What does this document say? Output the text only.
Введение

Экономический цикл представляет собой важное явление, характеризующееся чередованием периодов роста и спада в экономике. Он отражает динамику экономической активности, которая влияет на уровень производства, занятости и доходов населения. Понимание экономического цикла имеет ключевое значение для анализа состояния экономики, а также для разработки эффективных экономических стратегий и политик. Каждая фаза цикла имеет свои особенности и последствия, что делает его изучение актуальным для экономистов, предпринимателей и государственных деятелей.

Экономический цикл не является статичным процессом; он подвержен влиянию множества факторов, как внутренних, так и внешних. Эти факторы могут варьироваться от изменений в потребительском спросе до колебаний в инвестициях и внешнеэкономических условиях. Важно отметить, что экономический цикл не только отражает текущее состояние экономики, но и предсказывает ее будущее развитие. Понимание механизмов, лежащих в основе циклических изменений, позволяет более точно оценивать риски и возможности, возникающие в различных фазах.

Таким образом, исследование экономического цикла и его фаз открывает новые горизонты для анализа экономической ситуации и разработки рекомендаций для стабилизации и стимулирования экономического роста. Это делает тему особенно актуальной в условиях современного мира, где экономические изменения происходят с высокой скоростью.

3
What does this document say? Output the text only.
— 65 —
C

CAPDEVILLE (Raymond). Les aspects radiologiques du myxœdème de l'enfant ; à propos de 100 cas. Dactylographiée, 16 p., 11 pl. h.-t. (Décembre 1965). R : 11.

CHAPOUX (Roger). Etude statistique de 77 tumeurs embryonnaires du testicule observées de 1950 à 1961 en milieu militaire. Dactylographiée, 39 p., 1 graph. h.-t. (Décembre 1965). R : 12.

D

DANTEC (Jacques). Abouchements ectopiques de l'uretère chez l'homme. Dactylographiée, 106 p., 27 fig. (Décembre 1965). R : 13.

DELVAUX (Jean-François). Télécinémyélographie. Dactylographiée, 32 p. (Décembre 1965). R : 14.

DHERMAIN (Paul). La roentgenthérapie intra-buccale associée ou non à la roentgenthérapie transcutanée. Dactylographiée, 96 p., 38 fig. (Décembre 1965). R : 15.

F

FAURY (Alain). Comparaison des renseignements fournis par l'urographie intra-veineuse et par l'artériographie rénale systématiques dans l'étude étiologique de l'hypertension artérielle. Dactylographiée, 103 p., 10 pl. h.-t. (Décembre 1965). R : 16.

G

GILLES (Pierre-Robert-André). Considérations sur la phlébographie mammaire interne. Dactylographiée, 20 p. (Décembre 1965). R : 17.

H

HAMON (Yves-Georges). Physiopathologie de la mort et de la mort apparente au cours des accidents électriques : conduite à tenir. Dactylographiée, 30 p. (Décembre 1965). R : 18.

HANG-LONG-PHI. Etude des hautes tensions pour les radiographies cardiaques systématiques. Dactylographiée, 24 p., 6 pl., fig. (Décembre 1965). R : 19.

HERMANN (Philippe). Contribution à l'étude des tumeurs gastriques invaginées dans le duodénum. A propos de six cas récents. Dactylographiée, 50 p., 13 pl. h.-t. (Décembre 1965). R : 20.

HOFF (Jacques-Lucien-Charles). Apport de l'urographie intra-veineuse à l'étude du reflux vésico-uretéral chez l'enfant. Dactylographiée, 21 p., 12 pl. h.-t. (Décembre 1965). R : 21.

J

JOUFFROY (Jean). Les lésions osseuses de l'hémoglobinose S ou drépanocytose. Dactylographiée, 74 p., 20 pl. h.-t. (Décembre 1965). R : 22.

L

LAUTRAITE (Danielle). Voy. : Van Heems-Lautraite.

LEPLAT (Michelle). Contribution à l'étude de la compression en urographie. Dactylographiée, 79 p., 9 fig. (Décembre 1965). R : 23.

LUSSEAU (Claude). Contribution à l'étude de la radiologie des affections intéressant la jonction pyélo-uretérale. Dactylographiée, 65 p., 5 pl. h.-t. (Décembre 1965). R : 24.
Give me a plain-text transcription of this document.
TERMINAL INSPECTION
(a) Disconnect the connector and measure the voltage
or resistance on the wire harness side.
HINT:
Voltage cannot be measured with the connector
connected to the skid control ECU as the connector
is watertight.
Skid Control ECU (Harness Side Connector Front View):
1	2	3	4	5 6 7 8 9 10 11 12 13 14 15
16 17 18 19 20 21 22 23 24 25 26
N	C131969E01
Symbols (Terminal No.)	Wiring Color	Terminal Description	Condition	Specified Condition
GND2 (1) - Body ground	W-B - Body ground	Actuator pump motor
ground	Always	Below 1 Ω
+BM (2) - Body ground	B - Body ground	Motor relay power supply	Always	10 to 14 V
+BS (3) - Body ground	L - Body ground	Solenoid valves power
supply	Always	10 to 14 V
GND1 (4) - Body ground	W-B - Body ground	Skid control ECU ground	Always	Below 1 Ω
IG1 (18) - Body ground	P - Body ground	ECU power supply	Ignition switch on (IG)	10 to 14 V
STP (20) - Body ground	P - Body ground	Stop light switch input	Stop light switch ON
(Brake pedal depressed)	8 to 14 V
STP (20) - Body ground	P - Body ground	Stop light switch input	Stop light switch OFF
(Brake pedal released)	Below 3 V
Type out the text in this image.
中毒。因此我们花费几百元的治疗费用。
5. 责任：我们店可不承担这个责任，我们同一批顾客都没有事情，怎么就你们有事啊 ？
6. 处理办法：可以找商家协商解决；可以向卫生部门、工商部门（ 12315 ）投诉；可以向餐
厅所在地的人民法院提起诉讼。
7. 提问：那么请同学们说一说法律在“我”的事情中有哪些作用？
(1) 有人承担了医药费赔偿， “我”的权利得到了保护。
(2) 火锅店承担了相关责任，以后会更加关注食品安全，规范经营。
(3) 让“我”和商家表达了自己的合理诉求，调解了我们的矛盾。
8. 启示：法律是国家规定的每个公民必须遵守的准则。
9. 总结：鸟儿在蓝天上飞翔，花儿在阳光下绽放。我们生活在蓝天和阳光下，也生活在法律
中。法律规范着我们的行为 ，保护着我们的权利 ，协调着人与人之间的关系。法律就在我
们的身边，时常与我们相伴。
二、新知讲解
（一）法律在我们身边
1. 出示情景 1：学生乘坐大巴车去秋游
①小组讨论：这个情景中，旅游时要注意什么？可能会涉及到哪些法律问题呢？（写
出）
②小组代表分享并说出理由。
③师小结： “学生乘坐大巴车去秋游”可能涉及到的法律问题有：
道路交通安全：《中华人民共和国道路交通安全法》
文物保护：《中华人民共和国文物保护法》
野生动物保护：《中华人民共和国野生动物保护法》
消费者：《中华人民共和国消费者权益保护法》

____

Report only the count of lines that include the string "Brake".

▸ **The solution**
2